**DIRECTIVE**
Report how many lines contain the word "Risky"; answer with the number only.

**DATASET**
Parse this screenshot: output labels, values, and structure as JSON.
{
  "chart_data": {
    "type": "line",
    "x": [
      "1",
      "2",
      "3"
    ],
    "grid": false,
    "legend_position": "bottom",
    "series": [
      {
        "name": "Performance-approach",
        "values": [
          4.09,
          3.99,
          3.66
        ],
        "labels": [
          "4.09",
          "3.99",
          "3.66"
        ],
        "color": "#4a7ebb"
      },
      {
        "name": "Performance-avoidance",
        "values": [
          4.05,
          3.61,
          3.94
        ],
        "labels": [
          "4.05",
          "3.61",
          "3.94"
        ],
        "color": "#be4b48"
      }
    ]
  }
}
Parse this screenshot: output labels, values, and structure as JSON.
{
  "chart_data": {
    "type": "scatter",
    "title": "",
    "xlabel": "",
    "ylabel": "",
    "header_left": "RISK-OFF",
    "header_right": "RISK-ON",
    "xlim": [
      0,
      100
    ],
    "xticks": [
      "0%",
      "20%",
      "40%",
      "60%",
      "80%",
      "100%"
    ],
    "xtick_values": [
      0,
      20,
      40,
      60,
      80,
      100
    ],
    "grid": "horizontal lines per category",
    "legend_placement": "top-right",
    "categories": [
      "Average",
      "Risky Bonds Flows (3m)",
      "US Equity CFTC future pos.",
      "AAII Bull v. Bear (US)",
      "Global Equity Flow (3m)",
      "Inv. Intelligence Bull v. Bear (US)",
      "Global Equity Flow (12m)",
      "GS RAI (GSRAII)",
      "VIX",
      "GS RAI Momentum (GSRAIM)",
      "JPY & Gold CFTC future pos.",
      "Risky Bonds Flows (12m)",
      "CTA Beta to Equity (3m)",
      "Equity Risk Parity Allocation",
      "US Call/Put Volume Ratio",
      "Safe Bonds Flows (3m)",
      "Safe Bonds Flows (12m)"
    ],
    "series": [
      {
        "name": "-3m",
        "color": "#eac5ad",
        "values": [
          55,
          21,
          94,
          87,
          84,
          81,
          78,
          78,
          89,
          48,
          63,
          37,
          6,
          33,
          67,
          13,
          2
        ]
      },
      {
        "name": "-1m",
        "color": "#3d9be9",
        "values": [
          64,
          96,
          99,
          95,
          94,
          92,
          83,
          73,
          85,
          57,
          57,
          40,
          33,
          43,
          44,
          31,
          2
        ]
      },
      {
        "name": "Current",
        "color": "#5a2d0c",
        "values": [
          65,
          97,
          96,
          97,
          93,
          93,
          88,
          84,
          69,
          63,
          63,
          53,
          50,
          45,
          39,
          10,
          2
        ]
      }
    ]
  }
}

**FINISHED EXERCISE**
2